Jesus did not rebuke the centurion for being a soldier, but commended him for the faith that came from his understanding of authority in the military (Matthew 8:5-13; see also Acts 10:1-48).
Jesus Christ both permitted and commanded his followers to be armed.
"He said to them, 'But now if you have a purse, take it, and also a bag; and if you don't have a sword, sell your cloak and buy one'" (Luke 22:36). Now that the apostles had learned the lesson of trusting in God (Luke 10:4), they were to be prepared to defend themselves as they travelled through dangerous areas to take the gospel to the whole world.
"Then Simon Peter, who had a sword, drew it and struck the high priest's servant, cutting off his right ear. Jesus commanded Peter, 'Put your sword away! Shall I not drink the cup the Father has given me?'" (John 18:10-11). Notice that Jesus allowed Peter to have the sword both before and after this incident. The problem was not that defending someone is wrong; the problem was that it was inappropriate at this time since Jesus wanted to die for our sins (Mark 10:45).
"'Put your sword back in its place,' Jesus said to him, 'for all who draw the sword will die by the sword'" (Matthew 26:52). Again, Jesus did not necessarily condemn using the sword. He told Peter to put it back in its scabbard, not to get rid of it. What Jesus is saying is that anyone who fights risks his life in doing so. This is a matter of fact, not of ethics.
Jesus Christ used just force.
"Jesus entered the temple area and drove out all who were buying and selling there. He overturned the tables of money changers and the benches of those selling doves" (Matthew 21:12).
"So he made a whip out of cords, and drove all from the temple area, both sheep and cattle; he scattered the coins of the money changers and overturned their tables" (John 2:15).
"When Jesus said, 'I am he,' they drew back and fell to the ground." He used his divine power against aggressors (John 18:6).
Jesus Christ would have been justified in defending himself.
On several occasions Jesus Christ evaded an angry crowd rather than giving in to their intent to kill him (Luke 4:28-30, John 8:58-59, John 10:35-39). It was not yet the time for him to sacrifice himself for the sins of many. When the time did come, and his disciples tried to defend him, Jesus said, "Do you think I cannot call on my Father, and he will at once put at my disposal more than twelve legions of angels?'" (Matthew 26:53). Jesus was quite capable of taking care of himself if he wanted to be defended. And his statement that he could call on the Father did not only mean that he had the ability to defend himself, but that he was morally justified in doing so as well. He was under no inherent obligation to die, although he and the Father did plan for him to die.

→ **The request**: In the passage on Jesus and the use of force, swap "centurion" for "officer" and write out everything from "Jesus did not rebuke" down to "to be armed.".

→ **Recorded information**:

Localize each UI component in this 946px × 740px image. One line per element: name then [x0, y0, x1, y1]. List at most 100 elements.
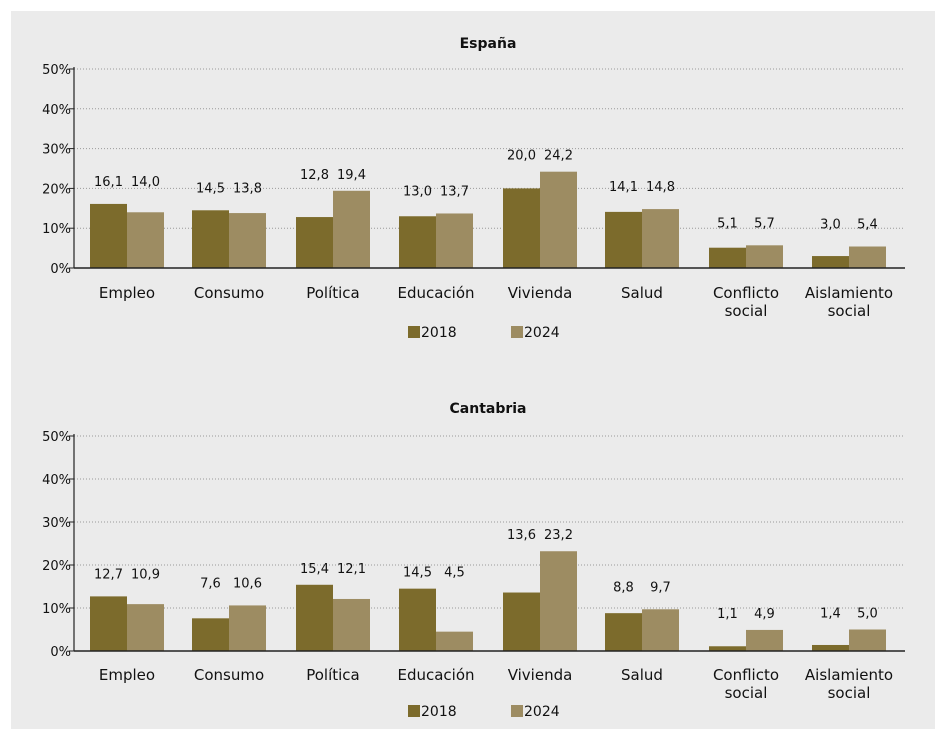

→ **Written reply**:
Jesus did not rebuke the officer for being a soldier, but commended him for the faith that came from his understanding of authority in the military (Matthew 8:5-13; see also Acts 10:1-48).
Jesus Christ both permitted and commanded his followers to be armed.